Task details: Your task is to transcribe all of the data below exactly, omitting the images.

┌──

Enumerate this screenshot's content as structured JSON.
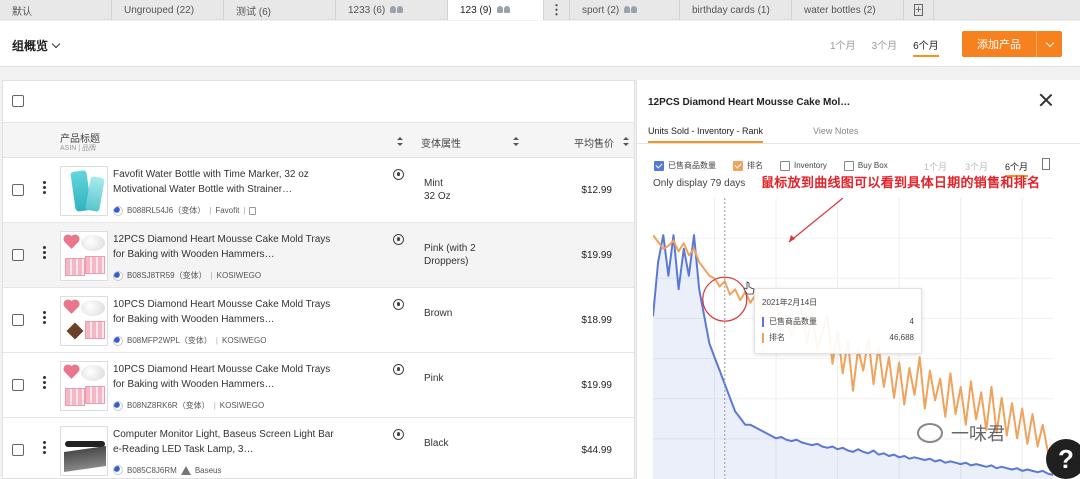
{
  "tabs": [
    {
      "label": "默认",
      "shared": false,
      "active": false
    },
    {
      "label": "Ungrouped (22)",
      "shared": false,
      "active": false
    },
    {
      "label": "测试 (6)",
      "shared": false,
      "active": false
    },
    {
      "label": "1233 (6)",
      "shared": true,
      "active": false
    },
    {
      "label": "123 (9)",
      "shared": true,
      "active": true
    },
    {
      "label": "sport (2)",
      "shared": true,
      "active": false
    },
    {
      "label": "birthday cards (1)",
      "shared": false,
      "active": false
    },
    {
      "label": "water bottles (2)",
      "shared": false,
      "active": false
    }
  ],
  "header": {
    "overview_label": "组概览",
    "ranges": [
      "1个月",
      "3个月",
      "6个月"
    ],
    "active_range": "6个月",
    "add_button": "添加产品"
  },
  "table": {
    "col_title": "产品标题",
    "col_title_sub": "ASIN | 品牌",
    "col_variant": "变体属性",
    "col_price": "平均售价",
    "rows": [
      {
        "title": "Favofit Water Bottle with Time Marker, 32 oz Motivational Water Bottle with Strainer…",
        "asin": "B088RL54J6（变体）",
        "brand": "Favofit",
        "variant": "Mint\n32 Oz",
        "price": "$12.99",
        "thumb": "bottle"
      },
      {
        "title": "12PCS Diamond Heart Mousse Cake Mold Trays for Baking with Wooden Hammers…",
        "asin": "B08SJ8TR59（变体）",
        "brand": "KOSIWEGO",
        "variant": "Pink (with 2 Droppers)",
        "price": "$19.99",
        "thumb": "mold"
      },
      {
        "title": "10PCS Diamond Heart Mousse Cake Mold Trays for Baking with Wooden Hammers…",
        "asin": "B08MFP2WPL（变体）",
        "brand": "KOSIWEGO",
        "variant": "Brown",
        "price": "$18.99",
        "thumb": "mold-brown"
      },
      {
        "title": "10PCS Diamond Heart Mousse Cake Mold Trays for Baking with Wooden Hammers…",
        "asin": "B08NZ8RK6R（变体）",
        "brand": "KOSIWEGO",
        "variant": "Pink",
        "price": "$19.99",
        "thumb": "mold"
      },
      {
        "title": "Computer Monitor Light, Baseus Screen Light Bar e-Reading LED Task Lamp, 3…",
        "asin": "B085C8J6RM",
        "brand": "Baseus",
        "variant": "Black",
        "price": "$44.99",
        "thumb": "lamp"
      }
    ]
  },
  "panel": {
    "title": "12PCS Diamond Heart Mousse Cake Mol…",
    "tab_active": "Units Sold - Inventory - Rank",
    "tab_other": "View Notes",
    "legend": [
      {
        "label": "已售商品数量",
        "checked": true,
        "color": "#5a79d6"
      },
      {
        "label": "排名",
        "checked": true,
        "color": "#f0a35d"
      },
      {
        "label": "Inventory",
        "checked": false,
        "color": ""
      },
      {
        "label": "Buy Box",
        "checked": false,
        "color": ""
      }
    ],
    "ranges": [
      "1个月",
      "3个月",
      "6个月"
    ],
    "active_range": "6个月",
    "only_display": "Only display 79 days",
    "annotation": "鼠标放到曲线图可以看到具体日期的销售和排名",
    "tooltip": {
      "date": "2021年2月14日",
      "rows": [
        {
          "label": "已售商品数量",
          "value": "4",
          "color": "#5a79d6"
        },
        {
          "label": "排名",
          "value": "46,688",
          "color": "#f0a35d"
        }
      ]
    },
    "watermark": "一味君",
    "help": "?"
  },
  "chart_data": {
    "type": "line",
    "x_points": 79,
    "series": [
      {
        "name": "已售商品数量",
        "color": "#5a79d6",
        "fill": true,
        "values": [
          12,
          16,
          18,
          15,
          18,
          14,
          17,
          15,
          18,
          14,
          12,
          10,
          9,
          8,
          7,
          6,
          5,
          4.5,
          4,
          4,
          3.8,
          3.6,
          3.4,
          3.2,
          3,
          3.1,
          2.9,
          2.8,
          2.9,
          2.7,
          2.6,
          2.5,
          2.6,
          2.4,
          2.3,
          2.4,
          2.2,
          2.3,
          2.1,
          2,
          2.2,
          2,
          1.9,
          2.1,
          1.8,
          1.9,
          1.7,
          1.8,
          1.6,
          1.7,
          1.5,
          1.6,
          1.5,
          1.4,
          1.5,
          1.3,
          1.4,
          1.2,
          1.3,
          1.2,
          1.1,
          1.2,
          1,
          1.1,
          1,
          0.9,
          1,
          0.8,
          0.9,
          0.8,
          0.7,
          0.8,
          0.6,
          0.7,
          0.6,
          0.5,
          0.6,
          0.4,
          0.3
        ]
      },
      {
        "name": "排名",
        "color": "#f0a35d",
        "fill": false,
        "values": [
          18,
          17.5,
          17,
          17.2,
          17.6,
          16.8,
          17.4,
          16.5,
          17,
          16,
          15.5,
          15,
          14.8,
          14.2,
          14.6,
          13.6,
          14,
          13.2,
          13.8,
          13,
          13.6,
          12.8,
          13.2,
          12.6,
          13,
          11.5,
          12.2,
          10.5,
          11.8,
          12.6,
          10,
          12.2,
          9.5,
          10.8,
          12,
          8.5,
          11,
          7.8,
          10.2,
          6.5,
          9.6,
          8,
          10.4,
          7,
          9.8,
          6.8,
          9,
          6,
          8.6,
          5.5,
          8.2,
          6.2,
          9,
          5.2,
          8,
          5.8,
          7.4,
          4.6,
          7.8,
          4.8,
          6.8,
          4,
          7.2,
          4.4,
          6.4,
          3.6,
          6.8,
          3.4,
          6,
          3.2,
          5.6,
          3,
          5.2,
          2.6,
          4.8,
          2.4,
          4,
          2,
          1.2
        ]
      }
    ],
    "y2_inverted": false,
    "grid": true,
    "tooltip_index": 14
  }
}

└──

Exercise output:
Enumerate this screenshot's content as structured JSON.
{
  "tabs": [
    {
      "label": "默认",
      "shared": false,
      "active": false
    },
    {
      "label": "Ungrouped (22)",
      "shared": false,
      "active": false
    },
    {
      "label": "测试 (6)",
      "shared": false,
      "active": false
    },
    {
      "label": "1233 (6)",
      "shared": true,
      "active": false
    },
    {
      "label": "123 (9)",
      "shared": true,
      "active": true
    },
    {
      "label": "sport (2)",
      "shared": true,
      "active": false
    },
    {
      "label": "birthday cards (1)",
      "shared": false,
      "active": false
    },
    {
      "label": "water bottles (2)",
      "shared": false,
      "active": false
    }
  ],
  "header": {
    "overview_label": "组概览",
    "ranges": [
      "1个月",
      "3个月",
      "6个月"
    ],
    "active_range": "6个月",
    "add_button": "添加产品"
  },
  "table": {
    "col_title": "产品标题",
    "col_title_sub": "ASIN | 品牌",
    "col_variant": "变体属性",
    "col_price": "平均售价",
    "rows": [
      {
        "title": "Favofit Water Bottle with Time Marker, 32 oz Motivational Water Bottle with Strainer…",
        "asin": "B088RL54J6（变体）",
        "brand": "Favofit",
        "variant": "Mint\n32 Oz",
        "price": "$12.99",
        "thumb": "bottle"
      },
      {
        "title": "12PCS Diamond Heart Mousse Cake Mold Trays for Baking with Wooden Hammers…",
        "asin": "B08SJ8TR59（变体）",
        "brand": "KOSIWEGO",
        "variant": "Pink (with 2 Droppers)",
        "price": "$19.99",
        "thumb": "mold"
      },
      {
        "title": "10PCS Diamond Heart Mousse Cake Mold Trays for Baking with Wooden Hammers…",
        "asin": "B08MFP2WPL（变体）",
        "brand": "KOSIWEGO",
        "variant": "Brown",
        "price": "$18.99",
        "thumb": "mold-brown"
      },
      {
        "title": "10PCS Diamond Heart Mousse Cake Mold Trays for Baking with Wooden Hammers…",
        "asin": "B08NZ8RK6R（变体）",
        "brand": "KOSIWEGO",
        "variant": "Pink",
        "price": "$19.99",
        "thumb": "mold"
      },
      {
        "title": "Computer Monitor Light, Baseus Screen Light Bar e-Reading LED Task Lamp, 3…",
        "asin": "B085C8J6RM",
        "brand": "Baseus",
        "variant": "Black",
        "price": "$44.99",
        "thumb": "lamp"
      }
    ]
  },
  "panel": {
    "title": "12PCS Diamond Heart Mousse Cake Mol…",
    "tab_active": "Units Sold - Inventory - Rank",
    "tab_other": "View Notes",
    "legend": [
      {
        "label": "已售商品数量",
        "checked": true,
        "color": "#5a79d6"
      },
      {
        "label": "排名",
        "checked": true,
        "color": "#f0a35d"
      },
      {
        "label": "Inventory",
        "checked": false,
        "color": ""
      },
      {
        "label": "Buy Box",
        "checked": false,
        "color": ""
      }
    ],
    "ranges": [
      "1个月",
      "3个月",
      "6个月"
    ],
    "active_range": "6个月",
    "only_display": "Only display 79 days",
    "annotation": "鼠标放到曲线图可以看到具体日期的销售和排名",
    "tooltip": {
      "date": "2021年2月14日",
      "rows": [
        {
          "label": "已售商品数量",
          "value": "4",
          "color": "#5a79d6"
        },
        {
          "label": "排名",
          "value": "46,688",
          "color": "#f0a35d"
        }
      ]
    },
    "watermark": "一味君",
    "help": "?"
  },
  "chart_data": {
    "type": "line",
    "x_points": 79,
    "series": [
      {
        "name": "已售商品数量",
        "color": "#5a79d6",
        "fill": true,
        "values": [
          12,
          16,
          18,
          15,
          18,
          14,
          17,
          15,
          18,
          14,
          12,
          10,
          9,
          8,
          7,
          6,
          5,
          4.5,
          4,
          4,
          3.8,
          3.6,
          3.4,
          3.2,
          3,
          3.1,
          2.9,
          2.8,
          2.9,
          2.7,
          2.6,
          2.5,
          2.6,
          2.4,
          2.3,
          2.4,
          2.2,
          2.3,
          2.1,
          2,
          2.2,
          2,
          1.9,
          2.1,
          1.8,
          1.9,
          1.7,
          1.8,
          1.6,
          1.7,
          1.5,
          1.6,
          1.5,
          1.4,
          1.5,
          1.3,
          1.4,
          1.2,
          1.3,
          1.2,
          1.1,
          1.2,
          1,
          1.1,
          1,
          0.9,
          1,
          0.8,
          0.9,
          0.8,
          0.7,
          0.8,
          0.6,
          0.7,
          0.6,
          0.5,
          0.6,
          0.4,
          0.3
        ]
      },
      {
        "name": "排名",
        "color": "#f0a35d",
        "fill": false,
        "values": [
          18,
          17.5,
          17,
          17.2,
          17.6,
          16.8,
          17.4,
          16.5,
          17,
          16,
          15.5,
          15,
          14.8,
          14.2,
          14.6,
          13.6,
          14,
          13.2,
          13.8,
          13,
          13.6,
          12.8,
          13.2,
          12.6,
          13,
          11.5,
          12.2,
          10.5,
          11.8,
          12.6,
          10,
          12.2,
          9.5,
          10.8,
          12,
          8.5,
          11,
          7.8,
          10.2,
          6.5,
          9.6,
          8,
          10.4,
          7,
          9.8,
          6.8,
          9,
          6,
          8.6,
          5.5,
          8.2,
          6.2,
          9,
          5.2,
          8,
          5.8,
          7.4,
          4.6,
          7.8,
          4.8,
          6.8,
          4,
          7.2,
          4.4,
          6.4,
          3.6,
          6.8,
          3.4,
          6,
          3.2,
          5.6,
          3,
          5.2,
          2.6,
          4.8,
          2.4,
          4,
          2,
          1.2
        ]
      }
    ],
    "y2_inverted": false,
    "grid": true,
    "tooltip_index": 14
  }
}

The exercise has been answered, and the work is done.